→ DIRECTIONS FOR THIS TASK
Rewrite the records below, replacing "Localize" with "Locate" and leaving everything else unchanged. Omit the pictures from your answer.

[INFORMATION GIVEN start]

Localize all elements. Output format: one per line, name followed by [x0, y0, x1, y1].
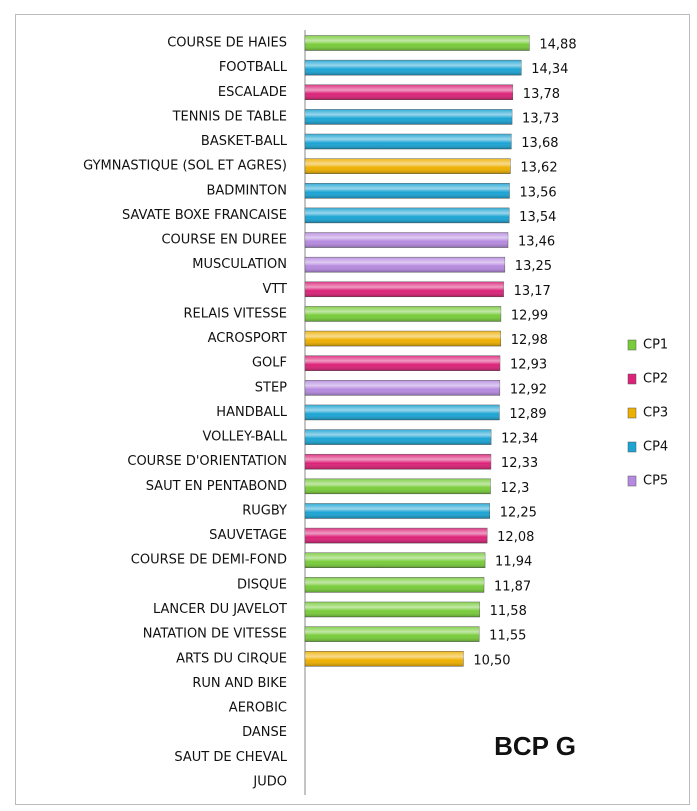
bar — [304, 577, 485, 593]
data-label: 14,88 — [539, 38, 576, 53]
bar — [304, 133, 512, 150]
data-label: 13,78 — [523, 87, 560, 102]
bar — [304, 256, 506, 273]
bar — [304, 207, 510, 224]
y-tick-label: GYMNASTIQUE (SOL ET AGRES) — [83, 159, 287, 174]
data-label: 14,34 — [531, 62, 568, 77]
bar — [304, 478, 491, 495]
legend-label: CP2 — [643, 372, 668, 387]
data-label: 12,25 — [500, 505, 537, 520]
data-label: 12,93 — [510, 358, 547, 373]
bar — [304, 355, 501, 371]
data-label: 13,56 — [519, 185, 556, 200]
y-tick-label: STEP — [255, 380, 287, 395]
bar — [304, 626, 480, 642]
bar — [304, 232, 509, 248]
y-tick-label: ESCALADE — [218, 85, 287, 100]
data-label: 12,3 — [500, 481, 529, 496]
data-label: 11,87 — [494, 579, 531, 594]
legend-swatch — [627, 475, 637, 487]
y-tick-label: ARTS DU CIRQUE — [176, 651, 287, 666]
y-tick-label: COURSE D'ORIENTATION — [127, 454, 287, 469]
bar — [304, 59, 522, 76]
y-tick-label: RUGBY — [242, 503, 287, 518]
bar — [304, 404, 500, 421]
data-label: 11,58 — [490, 604, 527, 619]
y-tick-label: ACROSPORT — [208, 331, 287, 346]
legend-label: CP3 — [643, 406, 668, 421]
y-tick-label: RELAIS VITESSE — [184, 306, 288, 321]
chart-border — [15, 14, 690, 805]
bar — [304, 35, 530, 51]
annotation: BCP G — [494, 731, 576, 761]
y-tick-label: HANDBALL — [216, 405, 287, 420]
data-label: 13,62 — [520, 161, 557, 176]
y-tick-label: GOLF — [252, 356, 287, 371]
legend-label: CP5 — [643, 474, 668, 489]
y-tick-label: SAUT DE CHEVAL — [174, 750, 287, 765]
data-label: 11,94 — [495, 555, 532, 570]
legend-swatch — [627, 441, 637, 453]
data-label: 13,25 — [515, 259, 552, 274]
bar — [304, 651, 464, 667]
legend-swatch — [627, 407, 637, 419]
data-label: 11,55 — [489, 629, 526, 644]
data-label: 13,73 — [522, 111, 559, 126]
data-label: 12,33 — [501, 456, 538, 471]
bar — [304, 601, 480, 618]
bar — [304, 158, 511, 174]
data-label: 13,54 — [519, 210, 556, 225]
y-tick-label: DISQUE — [237, 577, 287, 592]
bar — [304, 183, 510, 199]
data-label: 12,34 — [501, 432, 538, 447]
legend-swatch — [627, 373, 637, 385]
data-label: 12,98 — [511, 333, 548, 348]
data-label: 12,99 — [511, 308, 548, 323]
legend-label: CP4 — [643, 440, 668, 455]
data-label: 10,50 — [473, 653, 510, 668]
bar — [304, 330, 501, 347]
bar — [304, 306, 502, 322]
y-tick-label: MUSCULATION — [192, 257, 287, 272]
bar — [304, 84, 514, 101]
data-label: 12,89 — [509, 407, 546, 422]
legend-label: CP1 — [643, 338, 668, 353]
y-tick-label: COURSE DE DEMI-FOND — [131, 553, 287, 568]
legend-swatch — [627, 339, 637, 351]
y-tick-label: RUN AND BIKE — [192, 676, 287, 691]
bar — [304, 429, 492, 445]
bar — [304, 109, 513, 125]
bar — [304, 527, 488, 544]
data-label: 12,08 — [497, 530, 534, 545]
data-label: 13,46 — [518, 235, 555, 250]
y-tick-label: SAVATE BOXE FRANCAISE — [122, 208, 287, 223]
y-tick-label: NATATION DE VITESSE — [143, 627, 287, 642]
data-label: 13,68 — [521, 136, 558, 151]
bar — [304, 281, 504, 298]
y-tick-label: COURSE DE HAIES — [167, 36, 287, 51]
y-tick-label: SAUT EN PENTABOND — [146, 479, 287, 494]
y-tick-label: COURSE EN DUREE — [161, 233, 287, 248]
y-tick-label: BASKET-BALL — [201, 134, 288, 149]
data-label: 13,17 — [514, 284, 551, 299]
y-tick-label: VTT — [262, 282, 287, 297]
y-tick-label: TENNIS DE TABLE — [172, 109, 287, 124]
bar — [304, 453, 492, 470]
data-label: 12,92 — [510, 382, 547, 397]
y-tick-label: FOOTBALL — [219, 60, 288, 75]
y-tick-label: LANCER DU JAVELOT — [153, 602, 287, 617]
y-tick-label: SAUVETAGE — [209, 528, 287, 543]
y-tick-label: DANSE — [242, 725, 287, 740]
bar — [304, 552, 486, 568]
y-tick-label: VOLLEY-BALL — [202, 430, 287, 445]
bar — [304, 380, 501, 396]
bar — [304, 503, 490, 519]
y-tick-label: JUDO — [252, 774, 287, 789]
y-tick-label: BADMINTON — [207, 183, 288, 198]
y-tick-label: AEROBIC — [229, 701, 287, 716]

[INFORMATION GIVEN end]

→ SOLUTION FOR THIS TASK
Locate all elements. Output format: one per line, name followed by [x0, y0, x1, y1].
bar — [304, 577, 485, 593]
data-label: 14,88 — [539, 38, 576, 53]
bar — [304, 133, 512, 150]
data-label: 13,78 — [523, 87, 560, 102]
bar — [304, 256, 506, 273]
bar — [304, 207, 510, 224]
y-tick-label: GYMNASTIQUE (SOL ET AGRES) — [83, 159, 287, 174]
data-label: 14,34 — [531, 62, 568, 77]
bar — [304, 478, 491, 495]
legend-label: CP2 — [643, 372, 668, 387]
data-label: 12,25 — [500, 505, 537, 520]
data-label: 12,93 — [510, 358, 547, 373]
bar — [304, 355, 501, 371]
data-label: 13,56 — [519, 185, 556, 200]
y-tick-label: STEP — [255, 380, 287, 395]
bar — [304, 626, 480, 642]
bar — [304, 232, 509, 248]
y-tick-label: ESCALADE — [218, 85, 287, 100]
data-label: 12,3 — [500, 481, 529, 496]
data-label: 11,87 — [494, 579, 531, 594]
legend-swatch — [627, 475, 637, 487]
y-tick-label: ARTS DU CIRQUE — [176, 651, 287, 666]
y-tick-label: COURSE D'ORIENTATION — [127, 454, 287, 469]
bar — [304, 59, 522, 76]
y-tick-label: RUGBY — [242, 503, 287, 518]
bar — [304, 404, 500, 421]
data-label: 11,58 — [490, 604, 527, 619]
y-tick-label: ACROSPORT — [208, 331, 287, 346]
legend-label: CP3 — [643, 406, 668, 421]
y-tick-label: RELAIS VITESSE — [184, 306, 288, 321]
chart-border — [15, 14, 690, 805]
bar — [304, 35, 530, 51]
annotation: BCP G — [494, 731, 576, 761]
y-tick-label: HANDBALL — [216, 405, 287, 420]
data-label: 13,62 — [520, 161, 557, 176]
y-tick-label: GOLF — [252, 356, 287, 371]
legend-label: CP5 — [643, 474, 668, 489]
y-tick-label: SAUT DE CHEVAL — [174, 750, 287, 765]
data-label: 11,94 — [495, 555, 532, 570]
legend-swatch — [627, 441, 637, 453]
data-label: 13,25 — [515, 259, 552, 274]
bar — [304, 651, 464, 667]
legend-swatch — [627, 407, 637, 419]
data-label: 11,55 — [489, 629, 526, 644]
data-label: 13,73 — [522, 111, 559, 126]
data-label: 12,33 — [501, 456, 538, 471]
bar — [304, 601, 480, 618]
bar — [304, 158, 511, 174]
data-label: 13,54 — [519, 210, 556, 225]
y-tick-label: DISQUE — [237, 577, 287, 592]
bar — [304, 183, 510, 199]
data-label: 12,34 — [501, 432, 538, 447]
legend-swatch — [627, 373, 637, 385]
data-label: 12,98 — [511, 333, 548, 348]
data-label: 12,99 — [511, 308, 548, 323]
legend-label: CP4 — [643, 440, 668, 455]
data-label: 10,50 — [473, 653, 510, 668]
bar — [304, 330, 501, 347]
bar — [304, 306, 502, 322]
y-tick-label: MUSCULATION — [192, 257, 287, 272]
bar — [304, 84, 514, 101]
data-label: 12,89 — [509, 407, 546, 422]
legend-label: CP1 — [643, 338, 668, 353]
y-tick-label: COURSE DE DEMI-FOND — [131, 553, 287, 568]
legend-swatch — [627, 339, 637, 351]
y-tick-label: RUN AND BIKE — [192, 676, 287, 691]
bar — [304, 429, 492, 445]
bar — [304, 109, 513, 125]
bar — [304, 527, 488, 544]
data-label: 12,08 — [497, 530, 534, 545]
data-label: 13,46 — [518, 235, 555, 250]
y-tick-label: SAVATE BOXE FRANCAISE — [122, 208, 287, 223]
y-tick-label: NATATION DE VITESSE — [143, 627, 287, 642]
data-label: 13,68 — [521, 136, 558, 151]
bar — [304, 281, 504, 298]
y-tick-label: COURSE DE HAIES — [167, 36, 287, 51]
y-tick-label: SAUT EN PENTABOND — [146, 479, 287, 494]
y-tick-label: COURSE EN DUREE — [161, 233, 287, 248]
y-tick-label: BASKET-BALL — [201, 134, 288, 149]
data-label: 13,17 — [514, 284, 551, 299]
y-tick-label: VTT — [262, 282, 287, 297]
y-tick-label: TENNIS DE TABLE — [172, 109, 287, 124]
bar — [304, 453, 492, 470]
data-label: 12,92 — [510, 382, 547, 397]
y-tick-label: FOOTBALL — [219, 60, 288, 75]
y-tick-label: LANCER DU JAVELOT — [153, 602, 287, 617]
y-tick-label: SAUVETAGE — [209, 528, 287, 543]
y-tick-label: DANSE — [242, 725, 287, 740]
bar — [304, 552, 486, 568]
y-tick-label: VOLLEY-BALL — [202, 430, 287, 445]
bar — [304, 380, 501, 396]
bar — [304, 503, 490, 519]
y-tick-label: JUDO — [252, 774, 287, 789]
y-tick-label: BADMINTON — [207, 183, 288, 198]
y-tick-label: AEROBIC — [229, 701, 287, 716]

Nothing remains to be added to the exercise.